§ Stated problem:
Only lines with the string "into" matter here; gather them from the material below.
══ Extracted information ══
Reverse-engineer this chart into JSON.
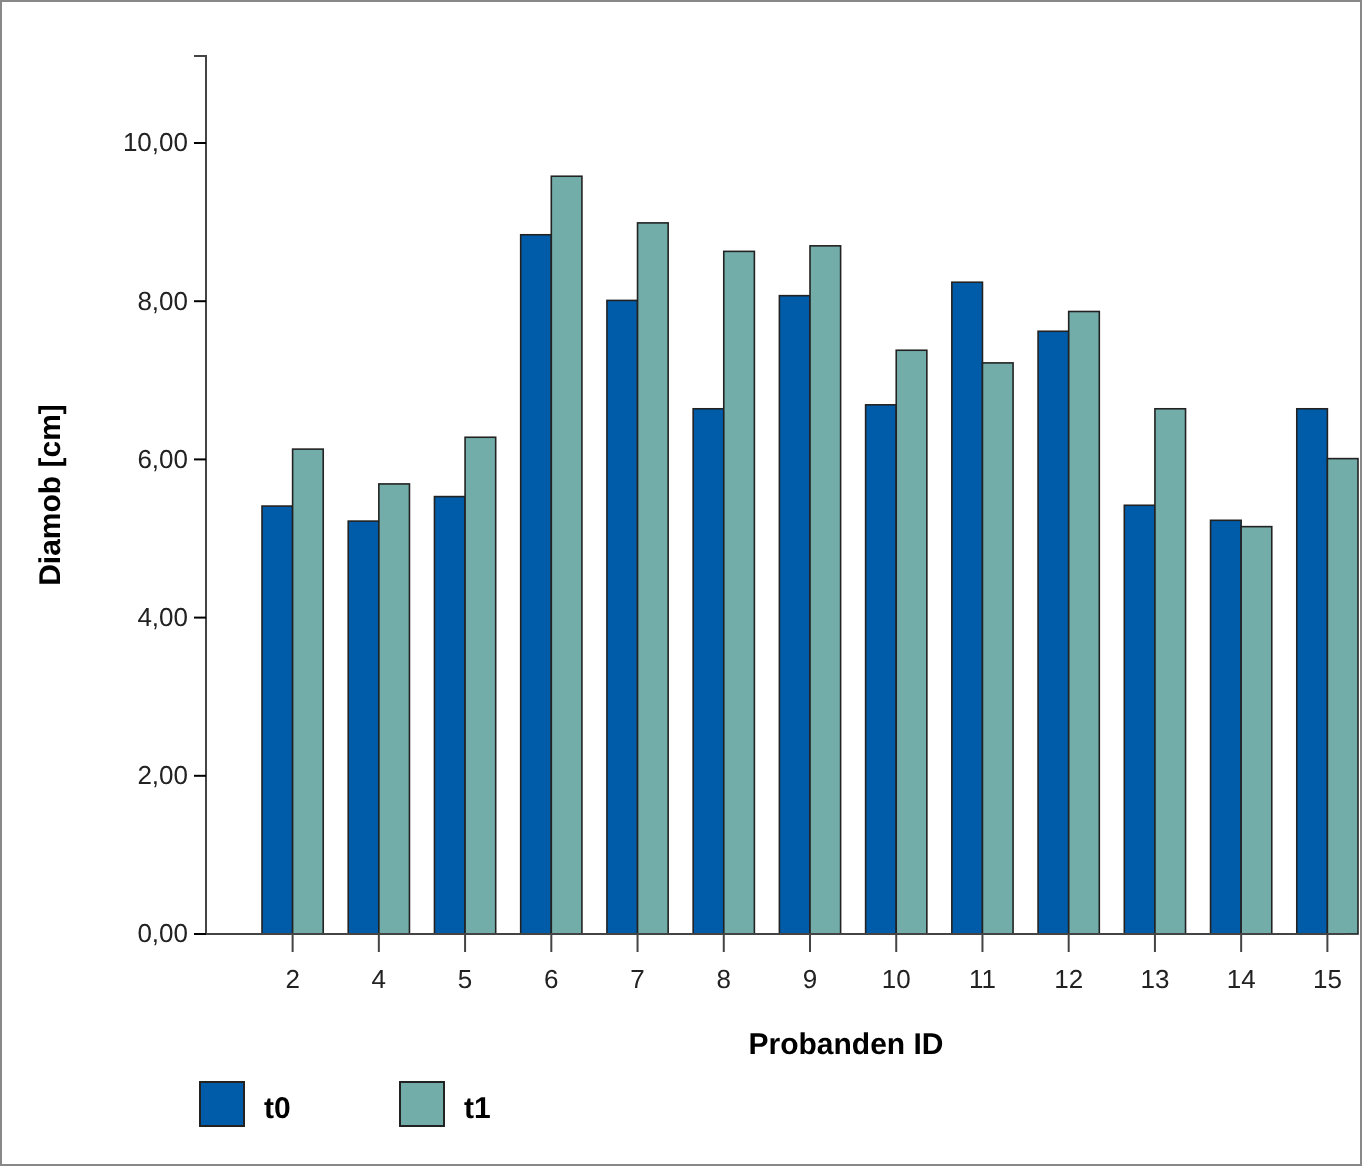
{
  "chart_data": {
    "type": "bar",
    "xlabel": "Probanden ID",
    "ylabel": "Diamob [cm]",
    "categories": [
      "2",
      "4",
      "5",
      "6",
      "7",
      "8",
      "9",
      "10",
      "11",
      "12",
      "13",
      "14",
      "15"
    ],
    "series": [
      {
        "name": "t0",
        "color": "#005ca9",
        "values": [
          5.41,
          5.22,
          5.53,
          8.84,
          8.01,
          6.64,
          8.07,
          6.69,
          8.24,
          7.62,
          5.42,
          5.23,
          6.64
        ]
      },
      {
        "name": "t1",
        "color": "#72ada9",
        "values": [
          6.13,
          5.69,
          6.28,
          9.58,
          8.99,
          8.63,
          8.7,
          7.38,
          7.22,
          7.87,
          6.64,
          5.15,
          6.01
        ]
      }
    ],
    "ylim": [
      0,
      11.1
    ],
    "yticks": [
      {
        "value": 0,
        "label": "0,00"
      },
      {
        "value": 2,
        "label": "2,00"
      },
      {
        "value": 4,
        "label": "4,00"
      },
      {
        "value": 6,
        "label": "6,00"
      },
      {
        "value": 8,
        "label": "8,00"
      },
      {
        "value": 10,
        "label": "10,00"
      }
    ],
    "grid": false,
    "legend": "bottom left"
  }
}
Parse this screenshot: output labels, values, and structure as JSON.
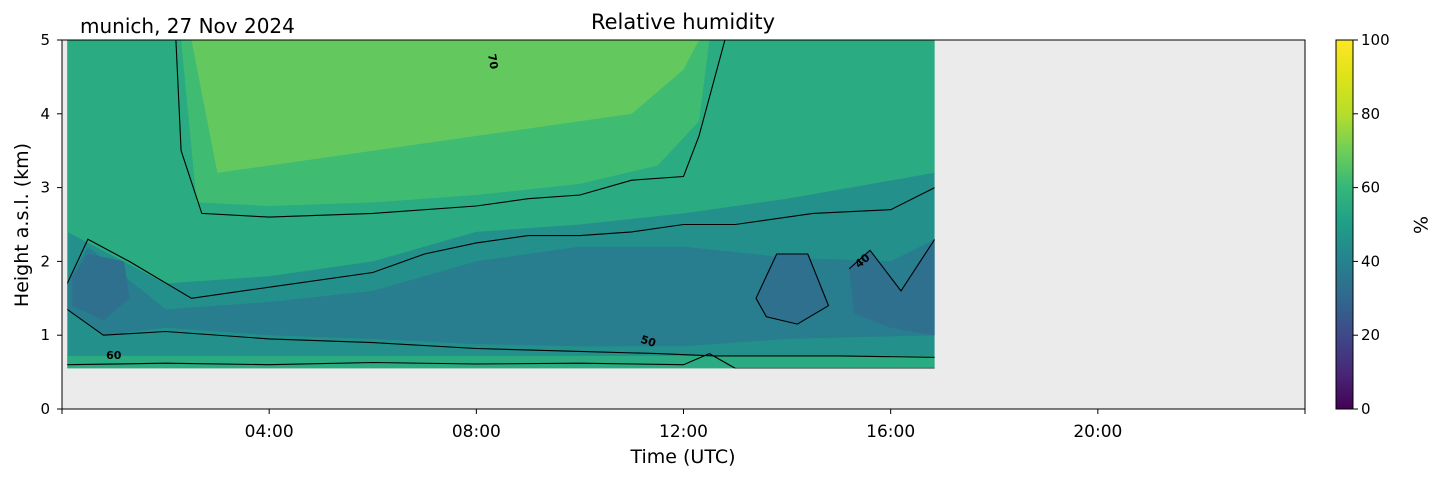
{
  "chart_data": {
    "type": "heatmap",
    "title": "Relative humidity",
    "location_date": "munich, 27 Nov 2024",
    "xlabel": "Time (UTC)",
    "ylabel": "Height a.s.l. (km)",
    "x_tick_labels": [
      "04:00",
      "08:00",
      "12:00",
      "16:00",
      "20:00"
    ],
    "x_tick_hours": [
      4,
      8,
      12,
      16,
      20
    ],
    "xlim_hours": [
      0,
      24
    ],
    "data_end_hour": 16.85,
    "ylim": [
      0,
      5
    ],
    "y_ticks": [
      0,
      1,
      2,
      3,
      4,
      5
    ],
    "data_bottom_km": 0.55,
    "colorbar": {
      "label": "%",
      "range": [
        0,
        100
      ],
      "ticks": [
        0,
        20,
        40,
        60,
        80,
        100
      ],
      "colormap": "viridis"
    },
    "contour_levels_labeled": [
      40,
      50,
      60,
      70
    ],
    "contour_lines": [
      {
        "level": 60,
        "points": [
          [
            0.1,
            0.6
          ],
          [
            2,
            0.62
          ],
          [
            4,
            0.6
          ],
          [
            6,
            0.63
          ],
          [
            8,
            0.61
          ],
          [
            10,
            0.62
          ],
          [
            12,
            0.6
          ],
          [
            12.5,
            0.75
          ],
          [
            13,
            0.55
          ],
          [
            16.85,
            0.55
          ]
        ]
      },
      {
        "level": 50,
        "points": [
          [
            0.1,
            1.35
          ],
          [
            0.8,
            1.0
          ],
          [
            2,
            1.05
          ],
          [
            4,
            0.95
          ],
          [
            6,
            0.9
          ],
          [
            8,
            0.82
          ],
          [
            10,
            0.78
          ],
          [
            11.5,
            0.75
          ],
          [
            12.6,
            0.72
          ],
          [
            13.2,
            0.72
          ],
          [
            15,
            0.72
          ],
          [
            16.85,
            0.7
          ]
        ]
      },
      {
        "level": 50,
        "points": [
          [
            0.1,
            1.7
          ],
          [
            0.5,
            2.3
          ],
          [
            1.3,
            2.0
          ],
          [
            2.5,
            1.5
          ],
          [
            4,
            1.65
          ],
          [
            6,
            1.85
          ],
          [
            7,
            2.1
          ],
          [
            8,
            2.25
          ],
          [
            9,
            2.35
          ],
          [
            10,
            2.35
          ],
          [
            11,
            2.4
          ],
          [
            12,
            2.5
          ],
          [
            13,
            2.5
          ],
          [
            14.5,
            2.65
          ],
          [
            16,
            2.7
          ],
          [
            16.85,
            3.0
          ]
        ]
      },
      {
        "level": 60,
        "points": [
          [
            2.2,
            5.0
          ],
          [
            2.3,
            3.5
          ],
          [
            2.7,
            2.65
          ],
          [
            4,
            2.6
          ],
          [
            6,
            2.65
          ],
          [
            8,
            2.75
          ],
          [
            9,
            2.85
          ],
          [
            10,
            2.9
          ],
          [
            11,
            3.1
          ],
          [
            12,
            3.15
          ],
          [
            12.3,
            3.7
          ],
          [
            12.8,
            5.0
          ]
        ]
      },
      {
        "level": 40,
        "points": [
          [
            15.2,
            1.9
          ],
          [
            15.6,
            2.15
          ],
          [
            16.2,
            1.6
          ],
          [
            16.85,
            2.3
          ]
        ]
      },
      {
        "level": 40,
        "points": [
          [
            13.4,
            1.5
          ],
          [
            13.8,
            2.1
          ],
          [
            14.4,
            2.1
          ],
          [
            14.8,
            1.4
          ],
          [
            14.2,
            1.15
          ],
          [
            13.6,
            1.25
          ],
          [
            13.4,
            1.5
          ]
        ]
      }
    ],
    "contour_text": [
      {
        "text": "60",
        "x": 1.0,
        "y": 0.68,
        "angle": 0
      },
      {
        "text": "50",
        "x": 11.3,
        "y": 0.87,
        "angle": 18
      },
      {
        "text": "40",
        "x": 15.5,
        "y": 1.97,
        "angle": -40
      },
      {
        "text": "70",
        "x": 8.25,
        "y": 4.7,
        "angle": 80
      }
    ],
    "fill_bands": [
      {
        "value": 45,
        "points": [
          [
            0.1,
            0.55
          ],
          [
            16.85,
            0.55
          ],
          [
            16.85,
            5.0
          ],
          [
            0.1,
            5.0
          ]
        ]
      },
      {
        "value": 55,
        "points": [
          [
            0.1,
            0.55
          ],
          [
            16.85,
            0.55
          ],
          [
            16.85,
            0.72
          ],
          [
            0.1,
            0.72
          ]
        ]
      },
      {
        "value": 55,
        "points": [
          [
            0.1,
            2.4
          ],
          [
            2,
            1.7
          ],
          [
            4,
            1.8
          ],
          [
            6,
            2.0
          ],
          [
            8,
            2.4
          ],
          [
            10,
            2.5
          ],
          [
            12,
            2.65
          ],
          [
            14,
            2.85
          ],
          [
            16.85,
            3.2
          ],
          [
            16.85,
            5.0
          ],
          [
            0.1,
            5.0
          ]
        ]
      },
      {
        "value": 62,
        "points": [
          [
            2.3,
            5.0
          ],
          [
            2.6,
            2.8
          ],
          [
            4,
            2.75
          ],
          [
            6,
            2.8
          ],
          [
            8,
            2.9
          ],
          [
            10,
            3.05
          ],
          [
            11.5,
            3.3
          ],
          [
            12.3,
            3.9
          ],
          [
            12.5,
            5.0
          ]
        ]
      },
      {
        "value": 68,
        "points": [
          [
            2.5,
            5.0
          ],
          [
            3.0,
            3.2
          ],
          [
            5,
            3.4
          ],
          [
            7,
            3.6
          ],
          [
            9,
            3.8
          ],
          [
            11,
            4.0
          ],
          [
            12,
            4.6
          ],
          [
            12.3,
            5.0
          ]
        ]
      },
      {
        "value": 38,
        "points": [
          [
            0.1,
            1.35
          ],
          [
            0.8,
            1.0
          ],
          [
            2,
            1.1
          ],
          [
            4,
            1.0
          ],
          [
            6,
            0.95
          ],
          [
            8,
            0.88
          ],
          [
            10,
            0.85
          ],
          [
            12,
            0.85
          ],
          [
            14,
            0.95
          ],
          [
            16.85,
            1.0
          ],
          [
            16.85,
            2.3
          ],
          [
            16,
            2.0
          ],
          [
            14,
            2.05
          ],
          [
            12,
            2.2
          ],
          [
            10,
            2.2
          ],
          [
            8,
            2.0
          ],
          [
            6,
            1.6
          ],
          [
            4,
            1.45
          ],
          [
            2,
            1.35
          ],
          [
            0.5,
            2.2
          ],
          [
            0.1,
            1.7
          ]
        ]
      },
      {
        "value": 33,
        "points": [
          [
            13.4,
            1.5
          ],
          [
            13.8,
            2.1
          ],
          [
            14.4,
            2.1
          ],
          [
            14.8,
            1.4
          ],
          [
            14.2,
            1.15
          ],
          [
            13.6,
            1.25
          ]
        ]
      },
      {
        "value": 33,
        "points": [
          [
            15.2,
            1.9
          ],
          [
            15.6,
            2.15
          ],
          [
            16.2,
            1.6
          ],
          [
            16.85,
            2.3
          ],
          [
            16.85,
            1.0
          ],
          [
            16.0,
            1.1
          ],
          [
            15.3,
            1.3
          ]
        ]
      },
      {
        "value": 33,
        "points": [
          [
            0.2,
            1.4
          ],
          [
            0.8,
            1.2
          ],
          [
            1.3,
            1.5
          ],
          [
            1.2,
            2.0
          ],
          [
            0.5,
            2.1
          ],
          [
            0.2,
            1.8
          ]
        ]
      }
    ]
  }
}
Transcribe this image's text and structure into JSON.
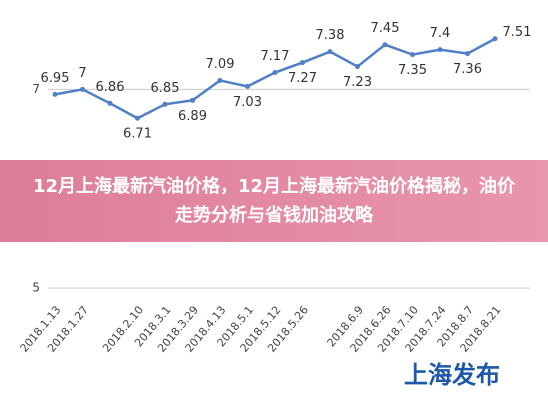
{
  "chart_data": {
    "type": "line",
    "categories": [
      "2018.1.13",
      "2018.1.27",
      null,
      "2018.2.10",
      "2018.3.1",
      "2018.3.29",
      "2018.4.13",
      "2018.5.1",
      "2018.5.12",
      "2018.5.26",
      null,
      "2018.6.9",
      "2018.6.26",
      "2018.7.10",
      "2018.7.24",
      "2018.8.7",
      "2018.8.21"
    ],
    "values": [
      6.95,
      7,
      6.86,
      6.71,
      6.85,
      6.89,
      7.09,
      7.03,
      7.17,
      7.27,
      7.38,
      7.23,
      7.45,
      7.35,
      7.4,
      7.36,
      7.51
    ],
    "color": "#4f7fc6",
    "ylim": [
      4.9,
      7.9
    ],
    "yticks": [
      5,
      7
    ],
    "grid": true
  },
  "banner": {
    "title": "12月上海最新汽油价格，12月上海最新汽油价格揭秘，油价走势分析与省钱加油攻略"
  },
  "logo": "上海发布"
}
═══
§ Answer for this exercise:
Reverse-engineer this chart into JSON.
Transcribe this image's text and structure into JSON.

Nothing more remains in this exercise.